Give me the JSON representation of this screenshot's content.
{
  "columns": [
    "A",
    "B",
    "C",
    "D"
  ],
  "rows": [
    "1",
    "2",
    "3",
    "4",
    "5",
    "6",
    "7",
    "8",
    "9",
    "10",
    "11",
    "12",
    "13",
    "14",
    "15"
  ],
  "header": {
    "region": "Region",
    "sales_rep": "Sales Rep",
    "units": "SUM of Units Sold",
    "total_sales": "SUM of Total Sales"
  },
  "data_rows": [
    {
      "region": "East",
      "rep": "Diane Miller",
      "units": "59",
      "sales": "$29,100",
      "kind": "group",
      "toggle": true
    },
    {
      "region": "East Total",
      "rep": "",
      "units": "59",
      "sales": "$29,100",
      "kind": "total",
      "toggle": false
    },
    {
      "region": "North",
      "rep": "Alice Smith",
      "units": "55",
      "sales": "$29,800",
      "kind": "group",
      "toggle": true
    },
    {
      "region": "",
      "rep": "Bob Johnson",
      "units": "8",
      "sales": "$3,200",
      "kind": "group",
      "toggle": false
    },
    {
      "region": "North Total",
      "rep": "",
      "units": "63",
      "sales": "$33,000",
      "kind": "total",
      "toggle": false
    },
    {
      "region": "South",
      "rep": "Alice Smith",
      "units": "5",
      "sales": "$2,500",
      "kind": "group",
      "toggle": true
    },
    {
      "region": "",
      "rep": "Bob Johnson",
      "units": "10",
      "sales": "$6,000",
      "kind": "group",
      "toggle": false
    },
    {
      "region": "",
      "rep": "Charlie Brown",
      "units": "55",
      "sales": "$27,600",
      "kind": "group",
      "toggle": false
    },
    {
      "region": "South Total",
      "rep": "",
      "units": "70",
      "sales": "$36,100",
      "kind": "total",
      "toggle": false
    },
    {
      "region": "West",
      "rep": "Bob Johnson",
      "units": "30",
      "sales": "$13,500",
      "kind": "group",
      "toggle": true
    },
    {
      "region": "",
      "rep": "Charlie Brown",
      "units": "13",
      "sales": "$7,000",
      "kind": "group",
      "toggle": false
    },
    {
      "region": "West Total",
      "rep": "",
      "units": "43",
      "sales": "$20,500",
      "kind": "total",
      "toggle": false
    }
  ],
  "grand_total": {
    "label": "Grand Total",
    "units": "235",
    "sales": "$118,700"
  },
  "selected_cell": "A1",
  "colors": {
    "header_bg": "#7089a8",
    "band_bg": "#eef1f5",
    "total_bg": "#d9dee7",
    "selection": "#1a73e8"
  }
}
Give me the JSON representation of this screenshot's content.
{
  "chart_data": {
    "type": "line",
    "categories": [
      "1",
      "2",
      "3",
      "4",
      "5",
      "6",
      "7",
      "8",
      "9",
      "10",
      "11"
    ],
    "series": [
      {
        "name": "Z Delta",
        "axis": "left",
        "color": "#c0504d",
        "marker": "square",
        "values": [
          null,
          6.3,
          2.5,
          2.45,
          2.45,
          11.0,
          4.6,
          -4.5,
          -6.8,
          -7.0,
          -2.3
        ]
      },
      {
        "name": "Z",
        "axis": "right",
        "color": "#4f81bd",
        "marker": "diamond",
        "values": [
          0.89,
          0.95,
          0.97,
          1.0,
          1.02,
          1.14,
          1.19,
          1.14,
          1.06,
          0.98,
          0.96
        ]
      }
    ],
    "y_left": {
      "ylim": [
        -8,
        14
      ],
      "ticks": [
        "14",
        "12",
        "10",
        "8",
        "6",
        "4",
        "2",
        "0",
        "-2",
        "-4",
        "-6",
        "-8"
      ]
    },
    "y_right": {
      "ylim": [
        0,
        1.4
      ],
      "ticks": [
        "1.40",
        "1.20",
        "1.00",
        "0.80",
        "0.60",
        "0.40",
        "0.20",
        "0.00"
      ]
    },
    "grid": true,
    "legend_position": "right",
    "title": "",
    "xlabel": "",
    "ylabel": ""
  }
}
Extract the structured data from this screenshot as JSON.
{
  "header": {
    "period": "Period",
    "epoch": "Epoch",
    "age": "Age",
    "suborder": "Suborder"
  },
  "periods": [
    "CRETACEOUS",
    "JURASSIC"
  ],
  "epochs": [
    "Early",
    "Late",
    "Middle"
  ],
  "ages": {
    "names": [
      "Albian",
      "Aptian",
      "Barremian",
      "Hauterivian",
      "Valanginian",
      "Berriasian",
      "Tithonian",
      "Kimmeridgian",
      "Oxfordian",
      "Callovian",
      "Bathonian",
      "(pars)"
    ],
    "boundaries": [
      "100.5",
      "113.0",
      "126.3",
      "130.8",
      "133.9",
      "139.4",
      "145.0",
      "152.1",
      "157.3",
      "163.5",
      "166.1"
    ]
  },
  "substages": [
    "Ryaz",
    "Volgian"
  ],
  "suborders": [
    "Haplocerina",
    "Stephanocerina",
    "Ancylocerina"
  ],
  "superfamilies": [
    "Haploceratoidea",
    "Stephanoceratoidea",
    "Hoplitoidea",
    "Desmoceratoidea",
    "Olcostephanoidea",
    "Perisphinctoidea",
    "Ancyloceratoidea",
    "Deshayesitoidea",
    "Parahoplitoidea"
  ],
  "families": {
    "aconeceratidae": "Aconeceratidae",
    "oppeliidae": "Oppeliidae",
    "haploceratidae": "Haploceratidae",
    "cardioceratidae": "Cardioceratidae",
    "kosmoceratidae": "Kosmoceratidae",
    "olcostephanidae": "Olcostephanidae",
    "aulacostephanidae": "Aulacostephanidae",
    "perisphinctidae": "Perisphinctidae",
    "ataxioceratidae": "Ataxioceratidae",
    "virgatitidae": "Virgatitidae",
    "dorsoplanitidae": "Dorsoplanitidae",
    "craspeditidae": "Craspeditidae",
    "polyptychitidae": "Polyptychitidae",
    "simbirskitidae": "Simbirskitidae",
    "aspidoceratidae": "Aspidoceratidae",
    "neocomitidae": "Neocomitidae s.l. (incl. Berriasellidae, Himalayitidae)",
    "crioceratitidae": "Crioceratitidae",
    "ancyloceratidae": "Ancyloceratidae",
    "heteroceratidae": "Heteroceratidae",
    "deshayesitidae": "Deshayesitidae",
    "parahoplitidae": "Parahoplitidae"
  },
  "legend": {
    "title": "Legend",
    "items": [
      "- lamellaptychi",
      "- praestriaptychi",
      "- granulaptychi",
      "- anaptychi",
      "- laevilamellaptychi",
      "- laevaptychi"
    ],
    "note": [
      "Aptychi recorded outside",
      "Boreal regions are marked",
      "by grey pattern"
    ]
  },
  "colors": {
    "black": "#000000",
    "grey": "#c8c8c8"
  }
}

______________________________

Extract every entry above as it appears.

→ **COMPLETE RESPONSE**:
Give me the JSON representation of this screenshot's content.
{
  "columns": [
    "A",
    "B",
    "C",
    "D"
  ],
  "rows": [
    "1",
    "2",
    "3",
    "4",
    "5",
    "6",
    "7",
    "8",
    "9",
    "10",
    "11",
    "12",
    "13",
    "14",
    "15"
  ],
  "header": {
    "region": "Region",
    "sales_rep": "Sales Rep",
    "units": "SUM of Units Sold",
    "total_sales": "SUM of Total Sales"
  },
  "data_rows": [
    {
      "region": "East",
      "rep": "Diane Miller",
      "units": "59",
      "sales": "$29,100",
      "kind": "group",
      "toggle": true
    },
    {
      "region": "East Total",
      "rep": "",
      "units": "59",
      "sales": "$29,100",
      "kind": "total",
      "toggle": false
    },
    {
      "region": "North",
      "rep": "Alice Smith",
      "units": "55",
      "sales": "$29,800",
      "kind": "group",
      "toggle": true
    },
    {
      "region": "",
      "rep": "Bob Johnson",
      "units": "8",
      "sales": "$3,200",
      "kind": "group",
      "toggle": false
    },
    {
      "region": "North Total",
      "rep": "",
      "units": "63",
      "sales": "$33,000",
      "kind": "total",
      "toggle": false
    },
    {
      "region": "South",
      "rep": "Alice Smith",
      "units": "5",
      "sales": "$2,500",
      "kind": "group",
      "toggle": true
    },
    {
      "region": "",
      "rep": "Bob Johnson",
      "units": "10",
      "sales": "$6,000",
      "kind": "group",
      "toggle": false
    },
    {
      "region": "",
      "rep": "Charlie Brown",
      "units": "55",
      "sales": "$27,600",
      "kind": "group",
      "toggle": false
    },
    {
      "region": "South Total",
      "rep": "",
      "units": "70",
      "sales": "$36,100",
      "kind": "total",
      "toggle": false
    },
    {
      "region": "West",
      "rep": "Bob Johnson",
      "units": "30",
      "sales": "$13,500",
      "kind": "group",
      "toggle": true
    },
    {
      "region": "",
      "rep": "Charlie Brown",
      "units": "13",
      "sales": "$7,000",
      "kind": "group",
      "toggle": false
    },
    {
      "region": "West Total",
      "rep": "",
      "units": "43",
      "sales": "$20,500",
      "kind": "total",
      "toggle": false
    }
  ],
  "grand_total": {
    "label": "Grand Total",
    "units": "235",
    "sales": "$118,700"
  },
  "selected_cell": "A1",
  "colors": {
    "header_bg": "#7089a8",
    "band_bg": "#eef1f5",
    "total_bg": "#d9dee7",
    "selection": "#1a73e8"
  }
}
Give me the JSON representation of this screenshot's content.
{
  "chart_data": {
    "type": "line",
    "categories": [
      "1",
      "2",
      "3",
      "4",
      "5",
      "6",
      "7",
      "8",
      "9",
      "10",
      "11"
    ],
    "series": [
      {
        "name": "Z Delta",
        "axis": "left",
        "color": "#c0504d",
        "marker": "square",
        "values": [
          null,
          6.3,
          2.5,
          2.45,
          2.45,
          11.0,
          4.6,
          -4.5,
          -6.8,
          -7.0,
          -2.3
        ]
      },
      {
        "name": "Z",
        "axis": "right",
        "color": "#4f81bd",
        "marker": "diamond",
        "values": [
          0.89,
          0.95,
          0.97,
          1.0,
          1.02,
          1.14,
          1.19,
          1.14,
          1.06,
          0.98,
          0.96
        ]
      }
    ],
    "y_left": {
      "ylim": [
        -8,
        14
      ],
      "ticks": [
        "14",
        "12",
        "10",
        "8",
        "6",
        "4",
        "2",
        "0",
        "-2",
        "-4",
        "-6",
        "-8"
      ]
    },
    "y_right": {
      "ylim": [
        0,
        1.4
      ],
      "ticks": [
        "1.40",
        "1.20",
        "1.00",
        "0.80",
        "0.60",
        "0.40",
        "0.20",
        "0.00"
      ]
    },
    "grid": true,
    "legend_position": "right",
    "title": "",
    "xlabel": "",
    "ylabel": ""
  }
}
Extract the structured data from this screenshot as JSON.
{
  "header": {
    "period": "Period",
    "epoch": "Epoch",
    "age": "Age",
    "suborder": "Suborder"
  },
  "periods": [
    "CRETACEOUS",
    "JURASSIC"
  ],
  "epochs": [
    "Early",
    "Late",
    "Middle"
  ],
  "ages": {
    "names": [
      "Albian",
      "Aptian",
      "Barremian",
      "Hauterivian",
      "Valanginian",
      "Berriasian",
      "Tithonian",
      "Kimmeridgian",
      "Oxfordian",
      "Callovian",
      "Bathonian",
      "(pars)"
    ],
    "boundaries": [
      "100.5",
      "113.0",
      "126.3",
      "130.8",
      "133.9",
      "139.4",
      "145.0",
      "152.1",
      "157.3",
      "163.5",
      "166.1"
    ]
  },
  "substages": [
    "Ryaz",
    "Volgian"
  ],
  "suborders": [
    "Haplocerina",
    "Stephanocerina",
    "Ancylocerina"
  ],
  "superfamilies": [
    "Haploceratoidea",
    "Stephanoceratoidea",
    "Hoplitoidea",
    "Desmoceratoidea",
    "Olcostephanoidea",
    "Perisphinctoidea",
    "Ancyloceratoidea",
    "Deshayesitoidea",
    "Parahoplitoidea"
  ],
  "families": {
    "aconeceratidae": "Aconeceratidae",
    "oppeliidae": "Oppeliidae",
    "haploceratidae": "Haploceratidae",
    "cardioceratidae": "Cardioceratidae",
    "kosmoceratidae": "Kosmoceratidae",
    "olcostephanidae": "Olcostephanidae",
    "aulacostephanidae": "Aulacostephanidae",
    "perisphinctidae": "Perisphinctidae",
    "ataxioceratidae": "Ataxioceratidae",
    "virgatitidae": "Virgatitidae",
    "dorsoplanitidae": "Dorsoplanitidae",
    "craspeditidae": "Craspeditidae",
    "polyptychitidae": "Polyptychitidae",
    "simbirskitidae": "Simbirskitidae",
    "aspidoceratidae": "Aspidoceratidae",
    "neocomitidae": "Neocomitidae s.l. (incl. Berriasellidae, Himalayitidae)",
    "crioceratitidae": "Crioceratitidae",
    "ancyloceratidae": "Ancyloceratidae",
    "heteroceratidae": "Heteroceratidae",
    "deshayesitidae": "Deshayesitidae",
    "parahoplitidae": "Parahoplitidae"
  },
  "legend": {
    "title": "Legend",
    "items": [
      "- lamellaptychi",
      "- praestriaptychi",
      "- granulaptychi",
      "- anaptychi",
      "- laevilamellaptychi",
      "- laevaptychi"
    ],
    "note": [
      "Aptychi recorded outside",
      "Boreal regions are marked",
      "by grey pattern"
    ]
  },
  "colors": {
    "black": "#000000",
    "grey": "#c8c8c8"
  }
}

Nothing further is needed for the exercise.